>> Start Provided data

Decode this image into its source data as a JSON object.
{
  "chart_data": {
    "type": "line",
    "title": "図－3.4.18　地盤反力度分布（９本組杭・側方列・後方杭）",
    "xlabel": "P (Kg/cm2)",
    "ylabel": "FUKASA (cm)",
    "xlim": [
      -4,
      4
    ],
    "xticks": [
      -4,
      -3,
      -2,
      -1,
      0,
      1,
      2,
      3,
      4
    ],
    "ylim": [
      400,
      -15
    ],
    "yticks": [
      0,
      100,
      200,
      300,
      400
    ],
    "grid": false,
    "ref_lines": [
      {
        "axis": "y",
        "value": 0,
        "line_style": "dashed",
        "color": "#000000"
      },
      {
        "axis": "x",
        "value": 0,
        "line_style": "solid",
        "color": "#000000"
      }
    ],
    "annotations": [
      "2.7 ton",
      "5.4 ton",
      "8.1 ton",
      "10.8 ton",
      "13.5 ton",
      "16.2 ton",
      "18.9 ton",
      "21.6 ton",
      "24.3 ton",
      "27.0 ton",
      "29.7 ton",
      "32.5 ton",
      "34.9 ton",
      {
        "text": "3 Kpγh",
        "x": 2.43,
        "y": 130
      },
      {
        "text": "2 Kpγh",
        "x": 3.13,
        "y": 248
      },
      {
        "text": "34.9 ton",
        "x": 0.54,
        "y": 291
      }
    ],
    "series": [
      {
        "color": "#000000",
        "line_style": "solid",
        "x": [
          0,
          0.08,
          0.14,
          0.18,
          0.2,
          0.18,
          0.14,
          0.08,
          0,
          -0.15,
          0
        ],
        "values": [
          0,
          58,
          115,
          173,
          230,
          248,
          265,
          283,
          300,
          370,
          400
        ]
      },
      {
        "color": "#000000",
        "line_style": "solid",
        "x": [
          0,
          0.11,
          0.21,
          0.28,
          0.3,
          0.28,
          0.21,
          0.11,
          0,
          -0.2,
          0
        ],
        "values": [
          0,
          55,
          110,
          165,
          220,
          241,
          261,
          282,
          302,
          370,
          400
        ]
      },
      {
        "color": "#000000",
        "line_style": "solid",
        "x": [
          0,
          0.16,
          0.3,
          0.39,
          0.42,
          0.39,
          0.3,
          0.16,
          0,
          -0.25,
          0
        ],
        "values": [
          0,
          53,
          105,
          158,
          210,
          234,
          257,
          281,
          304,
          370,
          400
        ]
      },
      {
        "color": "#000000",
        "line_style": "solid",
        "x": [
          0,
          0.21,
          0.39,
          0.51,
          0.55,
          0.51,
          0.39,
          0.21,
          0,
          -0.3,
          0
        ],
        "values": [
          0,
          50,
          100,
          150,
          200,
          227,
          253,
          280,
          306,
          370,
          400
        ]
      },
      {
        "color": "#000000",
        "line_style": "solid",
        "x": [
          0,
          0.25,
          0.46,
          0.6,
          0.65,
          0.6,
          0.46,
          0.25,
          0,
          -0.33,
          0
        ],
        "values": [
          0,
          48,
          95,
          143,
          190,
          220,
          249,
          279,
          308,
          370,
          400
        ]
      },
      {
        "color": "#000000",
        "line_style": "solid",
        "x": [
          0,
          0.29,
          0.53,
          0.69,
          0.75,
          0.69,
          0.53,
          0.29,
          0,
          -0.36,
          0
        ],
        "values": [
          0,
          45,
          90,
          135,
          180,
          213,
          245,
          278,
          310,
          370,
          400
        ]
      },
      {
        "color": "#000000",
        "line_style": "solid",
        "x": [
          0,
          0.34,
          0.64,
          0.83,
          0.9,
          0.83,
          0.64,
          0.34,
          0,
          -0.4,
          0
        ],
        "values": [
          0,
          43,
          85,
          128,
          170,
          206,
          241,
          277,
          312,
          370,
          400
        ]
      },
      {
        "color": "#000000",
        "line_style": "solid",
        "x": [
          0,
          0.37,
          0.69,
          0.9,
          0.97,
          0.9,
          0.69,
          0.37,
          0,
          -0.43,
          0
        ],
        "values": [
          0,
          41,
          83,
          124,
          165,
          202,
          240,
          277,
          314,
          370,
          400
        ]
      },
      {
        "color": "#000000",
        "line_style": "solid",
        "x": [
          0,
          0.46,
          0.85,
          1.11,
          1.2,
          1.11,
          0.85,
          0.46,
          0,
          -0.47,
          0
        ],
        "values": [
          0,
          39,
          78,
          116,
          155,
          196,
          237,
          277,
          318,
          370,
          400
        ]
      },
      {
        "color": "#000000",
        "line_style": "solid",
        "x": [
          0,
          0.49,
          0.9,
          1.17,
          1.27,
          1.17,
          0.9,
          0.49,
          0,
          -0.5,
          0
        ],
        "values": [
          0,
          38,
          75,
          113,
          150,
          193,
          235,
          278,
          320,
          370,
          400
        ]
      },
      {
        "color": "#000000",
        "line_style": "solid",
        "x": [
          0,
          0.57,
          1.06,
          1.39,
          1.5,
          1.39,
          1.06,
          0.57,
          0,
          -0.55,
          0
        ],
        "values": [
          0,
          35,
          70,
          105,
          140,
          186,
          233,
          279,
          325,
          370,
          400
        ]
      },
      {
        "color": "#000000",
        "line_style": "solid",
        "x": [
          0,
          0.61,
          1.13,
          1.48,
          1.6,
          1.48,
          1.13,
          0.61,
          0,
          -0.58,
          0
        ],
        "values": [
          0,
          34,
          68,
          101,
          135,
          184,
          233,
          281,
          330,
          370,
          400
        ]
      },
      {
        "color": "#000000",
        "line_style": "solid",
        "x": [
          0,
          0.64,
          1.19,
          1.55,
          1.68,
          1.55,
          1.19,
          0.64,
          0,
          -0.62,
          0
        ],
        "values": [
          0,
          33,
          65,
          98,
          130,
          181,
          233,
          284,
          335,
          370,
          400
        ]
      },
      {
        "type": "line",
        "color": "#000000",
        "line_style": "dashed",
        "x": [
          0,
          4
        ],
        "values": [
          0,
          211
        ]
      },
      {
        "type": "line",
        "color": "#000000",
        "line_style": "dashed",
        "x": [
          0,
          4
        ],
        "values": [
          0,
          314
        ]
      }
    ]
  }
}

>> End Provided data

All of the entries must be written out exactly as they stand.

Decode this image into its source data as a JSON object.
{
  "chart_data": {
    "type": "line",
    "title": "図－3.4.18　地盤反力度分布（９本組杭・側方列・後方杭）",
    "xlabel": "P (Kg/cm2)",
    "ylabel": "FUKASA (cm)",
    "xlim": [
      -4,
      4
    ],
    "xticks": [
      -4,
      -3,
      -2,
      -1,
      0,
      1,
      2,
      3,
      4
    ],
    "ylim": [
      400,
      -15
    ],
    "yticks": [
      0,
      100,
      200,
      300,
      400
    ],
    "grid": false,
    "ref_lines": [
      {
        "axis": "y",
        "value": 0,
        "line_style": "dashed",
        "color": "#000000"
      },
      {
        "axis": "x",
        "value": 0,
        "line_style": "solid",
        "color": "#000000"
      }
    ],
    "annotations": [
      "2.7 ton",
      "5.4 ton",
      "8.1 ton",
      "10.8 ton",
      "13.5 ton",
      "16.2 ton",
      "18.9 ton",
      "21.6 ton",
      "24.3 ton",
      "27.0 ton",
      "29.7 ton",
      "32.5 ton",
      "34.9 ton",
      {
        "text": "3 Kpγh",
        "x": 2.43,
        "y": 130
      },
      {
        "text": "2 Kpγh",
        "x": 3.13,
        "y": 248
      },
      {
        "text": "34.9 ton",
        "x": 0.54,
        "y": 291
      }
    ],
    "series": [
      {
        "color": "#000000",
        "line_style": "solid",
        "x": [
          0,
          0.08,
          0.14,
          0.18,
          0.2,
          0.18,
          0.14,
          0.08,
          0,
          -0.15,
          0
        ],
        "values": [
          0,
          58,
          115,
          173,
          230,
          248,
          265,
          283,
          300,
          370,
          400
        ]
      },
      {
        "color": "#000000",
        "line_style": "solid",
        "x": [
          0,
          0.11,
          0.21,
          0.28,
          0.3,
          0.28,
          0.21,
          0.11,
          0,
          -0.2,
          0
        ],
        "values": [
          0,
          55,
          110,
          165,
          220,
          241,
          261,
          282,
          302,
          370,
          400
        ]
      },
      {
        "color": "#000000",
        "line_style": "solid",
        "x": [
          0,
          0.16,
          0.3,
          0.39,
          0.42,
          0.39,
          0.3,
          0.16,
          0,
          -0.25,
          0
        ],
        "values": [
          0,
          53,
          105,
          158,
          210,
          234,
          257,
          281,
          304,
          370,
          400
        ]
      },
      {
        "color": "#000000",
        "line_style": "solid",
        "x": [
          0,
          0.21,
          0.39,
          0.51,
          0.55,
          0.51,
          0.39,
          0.21,
          0,
          -0.3,
          0
        ],
        "values": [
          0,
          50,
          100,
          150,
          200,
          227,
          253,
          280,
          306,
          370,
          400
        ]
      },
      {
        "color": "#000000",
        "line_style": "solid",
        "x": [
          0,
          0.25,
          0.46,
          0.6,
          0.65,
          0.6,
          0.46,
          0.25,
          0,
          -0.33,
          0
        ],
        "values": [
          0,
          48,
          95,
          143,
          190,
          220,
          249,
          279,
          308,
          370,
          400
        ]
      },
      {
        "color": "#000000",
        "line_style": "solid",
        "x": [
          0,
          0.29,
          0.53,
          0.69,
          0.75,
          0.69,
          0.53,
          0.29,
          0,
          -0.36,
          0
        ],
        "values": [
          0,
          45,
          90,
          135,
          180,
          213,
          245,
          278,
          310,
          370,
          400
        ]
      },
      {
        "color": "#000000",
        "line_style": "solid",
        "x": [
          0,
          0.34,
          0.64,
          0.83,
          0.9,
          0.83,
          0.64,
          0.34,
          0,
          -0.4,
          0
        ],
        "values": [
          0,
          43,
          85,
          128,
          170,
          206,
          241,
          277,
          312,
          370,
          400
        ]
      },
      {
        "color": "#000000",
        "line_style": "solid",
        "x": [
          0,
          0.37,
          0.69,
          0.9,
          0.97,
          0.9,
          0.69,
          0.37,
          0,
          -0.43,
          0
        ],
        "values": [
          0,
          41,
          83,
          124,
          165,
          202,
          240,
          277,
          314,
          370,
          400
        ]
      },
      {
        "color": "#000000",
        "line_style": "solid",
        "x": [
          0,
          0.46,
          0.85,
          1.11,
          1.2,
          1.11,
          0.85,
          0.46,
          0,
          -0.47,
          0
        ],
        "values": [
          0,
          39,
          78,
          116,
          155,
          196,
          237,
          277,
          318,
          370,
          400
        ]
      },
      {
        "color": "#000000",
        "line_style": "solid",
        "x": [
          0,
          0.49,
          0.9,
          1.17,
          1.27,
          1.17,
          0.9,
          0.49,
          0,
          -0.5,
          0
        ],
        "values": [
          0,
          38,
          75,
          113,
          150,
          193,
          235,
          278,
          320,
          370,
          400
        ]
      },
      {
        "color": "#000000",
        "line_style": "solid",
        "x": [
          0,
          0.57,
          1.06,
          1.39,
          1.5,
          1.39,
          1.06,
          0.57,
          0,
          -0.55,
          0
        ],
        "values": [
          0,
          35,
          70,
          105,
          140,
          186,
          233,
          279,
          325,
          370,
          400
        ]
      },
      {
        "color": "#000000",
        "line_style": "solid",
        "x": [
          0,
          0.61,
          1.13,
          1.48,
          1.6,
          1.48,
          1.13,
          0.61,
          0,
          -0.58,
          0
        ],
        "values": [
          0,
          34,
          68,
          101,
          135,
          184,
          233,
          281,
          330,
          370,
          400
        ]
      },
      {
        "color": "#000000",
        "line_style": "solid",
        "x": [
          0,
          0.64,
          1.19,
          1.55,
          1.68,
          1.55,
          1.19,
          0.64,
          0,
          -0.62,
          0
        ],
        "values": [
          0,
          33,
          65,
          98,
          130,
          181,
          233,
          284,
          335,
          370,
          400
        ]
      },
      {
        "type": "line",
        "color": "#000000",
        "line_style": "dashed",
        "x": [
          0,
          4
        ],
        "values": [
          0,
          211
        ]
      },
      {
        "type": "line",
        "color": "#000000",
        "line_style": "dashed",
        "x": [
          0,
          4
        ],
        "values": [
          0,
          314
        ]
      }
    ]
  }
}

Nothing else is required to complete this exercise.